- **DATA IN THIS EXERCISE**:
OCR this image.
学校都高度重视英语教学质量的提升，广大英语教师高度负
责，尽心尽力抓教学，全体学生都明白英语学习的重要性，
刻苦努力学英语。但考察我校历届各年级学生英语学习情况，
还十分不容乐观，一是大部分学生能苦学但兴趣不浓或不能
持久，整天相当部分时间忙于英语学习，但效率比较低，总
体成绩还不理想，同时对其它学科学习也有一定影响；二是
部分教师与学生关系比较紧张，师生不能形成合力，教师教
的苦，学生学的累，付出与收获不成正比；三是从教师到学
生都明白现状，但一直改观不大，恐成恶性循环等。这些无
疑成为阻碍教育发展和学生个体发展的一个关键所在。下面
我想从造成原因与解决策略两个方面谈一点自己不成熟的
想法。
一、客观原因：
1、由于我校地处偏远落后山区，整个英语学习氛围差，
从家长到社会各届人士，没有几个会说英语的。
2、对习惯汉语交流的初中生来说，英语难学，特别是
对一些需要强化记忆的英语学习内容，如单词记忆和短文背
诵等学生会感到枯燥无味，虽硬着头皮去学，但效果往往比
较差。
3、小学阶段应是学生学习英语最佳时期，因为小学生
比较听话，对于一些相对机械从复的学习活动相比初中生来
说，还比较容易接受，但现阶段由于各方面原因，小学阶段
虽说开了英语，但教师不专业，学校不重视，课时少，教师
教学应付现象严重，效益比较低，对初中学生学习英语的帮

...

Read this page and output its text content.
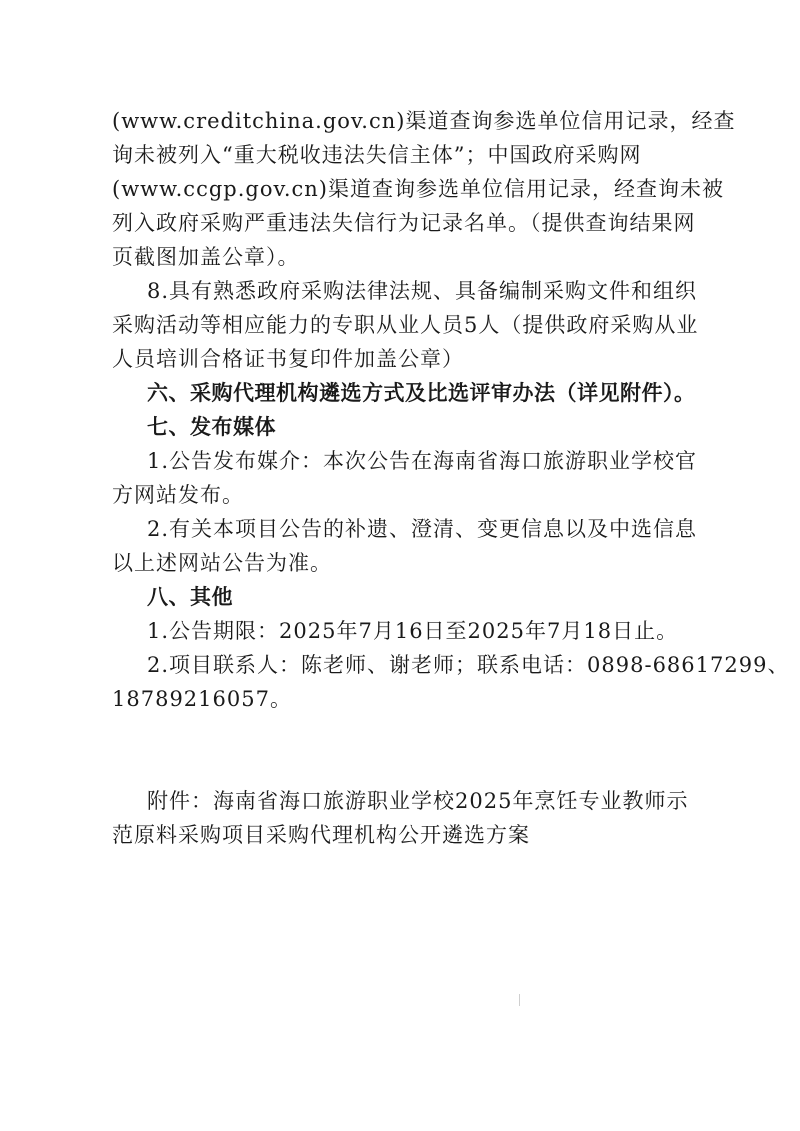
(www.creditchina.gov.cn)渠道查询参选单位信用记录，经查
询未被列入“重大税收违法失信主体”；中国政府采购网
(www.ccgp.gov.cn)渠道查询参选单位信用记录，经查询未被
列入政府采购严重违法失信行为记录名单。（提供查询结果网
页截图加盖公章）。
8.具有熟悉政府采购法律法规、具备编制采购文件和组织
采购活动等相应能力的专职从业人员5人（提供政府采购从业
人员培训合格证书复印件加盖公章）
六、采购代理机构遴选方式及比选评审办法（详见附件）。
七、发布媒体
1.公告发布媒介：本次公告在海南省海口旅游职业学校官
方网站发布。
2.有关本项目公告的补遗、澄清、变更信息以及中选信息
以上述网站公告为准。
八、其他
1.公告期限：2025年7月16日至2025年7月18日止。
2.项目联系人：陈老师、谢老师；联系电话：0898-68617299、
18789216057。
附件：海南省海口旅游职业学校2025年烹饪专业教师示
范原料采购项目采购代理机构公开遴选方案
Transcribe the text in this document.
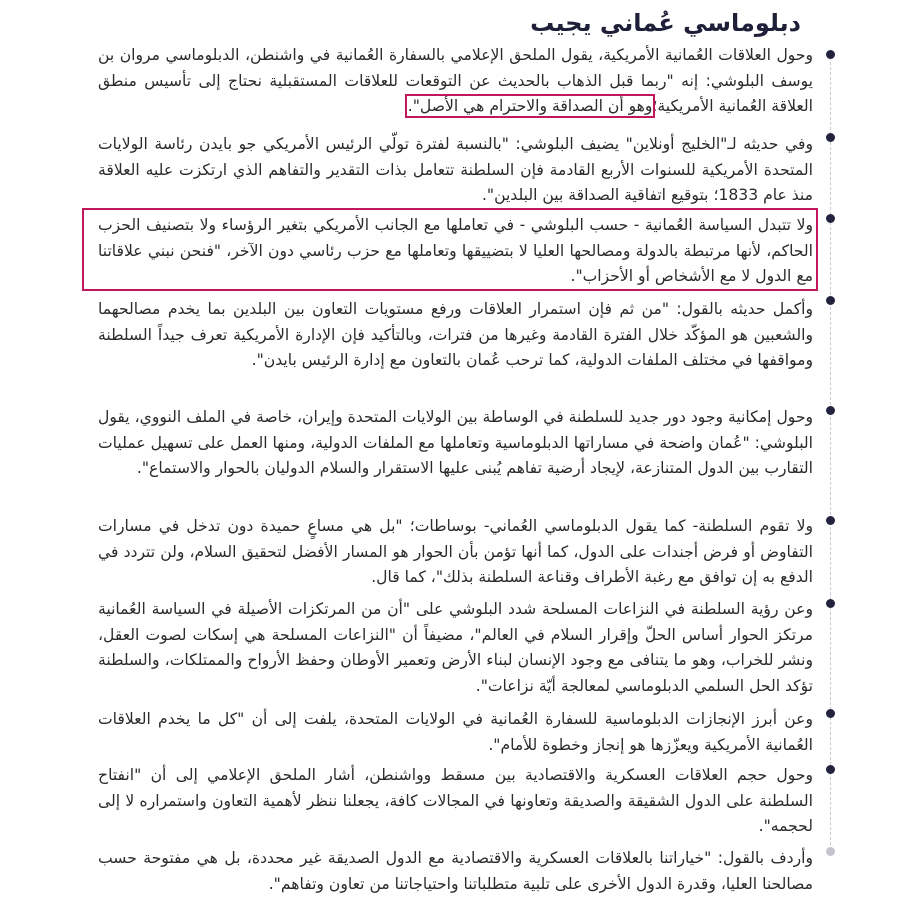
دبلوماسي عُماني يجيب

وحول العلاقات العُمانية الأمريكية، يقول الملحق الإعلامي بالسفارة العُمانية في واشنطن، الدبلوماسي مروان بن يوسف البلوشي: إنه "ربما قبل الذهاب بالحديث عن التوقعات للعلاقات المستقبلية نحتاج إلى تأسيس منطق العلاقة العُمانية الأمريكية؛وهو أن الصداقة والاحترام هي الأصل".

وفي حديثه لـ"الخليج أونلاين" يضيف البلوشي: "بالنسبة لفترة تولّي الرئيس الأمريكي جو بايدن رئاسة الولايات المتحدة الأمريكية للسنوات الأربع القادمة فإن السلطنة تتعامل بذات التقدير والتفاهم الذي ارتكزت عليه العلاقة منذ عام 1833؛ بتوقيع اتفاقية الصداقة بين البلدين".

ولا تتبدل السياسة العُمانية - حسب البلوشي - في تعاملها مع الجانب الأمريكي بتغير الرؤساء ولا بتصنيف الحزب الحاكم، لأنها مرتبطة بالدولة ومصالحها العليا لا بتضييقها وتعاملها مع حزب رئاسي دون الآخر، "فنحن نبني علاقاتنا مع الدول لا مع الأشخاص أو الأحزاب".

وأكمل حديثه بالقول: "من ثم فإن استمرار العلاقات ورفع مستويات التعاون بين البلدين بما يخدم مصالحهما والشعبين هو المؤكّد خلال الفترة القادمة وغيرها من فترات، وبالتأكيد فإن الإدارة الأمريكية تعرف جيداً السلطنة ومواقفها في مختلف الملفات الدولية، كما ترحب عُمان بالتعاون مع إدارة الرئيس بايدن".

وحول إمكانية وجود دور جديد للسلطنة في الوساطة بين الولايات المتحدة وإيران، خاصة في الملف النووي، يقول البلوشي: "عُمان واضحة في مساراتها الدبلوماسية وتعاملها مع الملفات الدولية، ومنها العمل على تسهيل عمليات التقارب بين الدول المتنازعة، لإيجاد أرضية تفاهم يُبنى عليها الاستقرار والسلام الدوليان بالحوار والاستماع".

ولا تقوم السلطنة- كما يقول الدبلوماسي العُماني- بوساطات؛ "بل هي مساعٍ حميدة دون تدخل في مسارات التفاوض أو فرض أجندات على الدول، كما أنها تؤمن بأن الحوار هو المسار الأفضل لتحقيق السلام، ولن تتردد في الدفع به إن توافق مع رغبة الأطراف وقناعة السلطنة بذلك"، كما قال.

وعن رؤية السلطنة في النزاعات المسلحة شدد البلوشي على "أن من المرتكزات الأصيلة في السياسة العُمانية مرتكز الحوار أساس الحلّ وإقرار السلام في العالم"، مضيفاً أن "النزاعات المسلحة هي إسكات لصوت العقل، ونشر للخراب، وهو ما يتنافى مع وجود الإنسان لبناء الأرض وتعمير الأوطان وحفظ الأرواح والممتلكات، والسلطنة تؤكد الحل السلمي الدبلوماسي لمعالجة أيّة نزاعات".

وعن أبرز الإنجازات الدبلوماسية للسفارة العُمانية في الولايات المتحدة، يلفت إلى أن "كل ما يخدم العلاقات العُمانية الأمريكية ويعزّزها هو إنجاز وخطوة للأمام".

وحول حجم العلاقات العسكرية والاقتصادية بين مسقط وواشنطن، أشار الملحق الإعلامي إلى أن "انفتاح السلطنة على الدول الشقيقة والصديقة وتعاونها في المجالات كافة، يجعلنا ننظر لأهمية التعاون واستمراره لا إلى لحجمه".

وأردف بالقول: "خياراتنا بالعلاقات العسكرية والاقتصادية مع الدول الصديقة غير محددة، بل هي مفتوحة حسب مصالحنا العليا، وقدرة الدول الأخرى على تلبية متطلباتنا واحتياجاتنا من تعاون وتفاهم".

- **AIM OF THE TASK**:
Copy all lines of the listing above that contain the string "البلدين".

- **SOLUTION BELOW**:
وفي حديثه لـ"الخليج أونلاين" يضيف البلوشي: "بالنسبة لفترة تولّي الرئيس الأمريكي جو بايدن رئاسة الولايات المتحدة الأمريكية للسنوات الأربع القادمة فإن السلطنة تتعامل بذات التقدير والتفاهم الذي ارتكزت عليه العلاقة منذ عام 1833؛ بتوقيع اتفاقية الصداقة بين البلدين".
وأكمل حديثه بالقول: "من ثم فإن استمرار العلاقات ورفع مستويات التعاون بين البلدين بما يخدم مصالحهما والشعبين هو المؤكّد خلال الفترة القادمة وغيرها من فترات، وبالتأكيد فإن الإدارة الأمريكية تعرف جيداً السلطنة ومواقفها في مختلف الملفات الدولية، كما ترحب عُمان بالتعاون مع إدارة الرئيس بايدن".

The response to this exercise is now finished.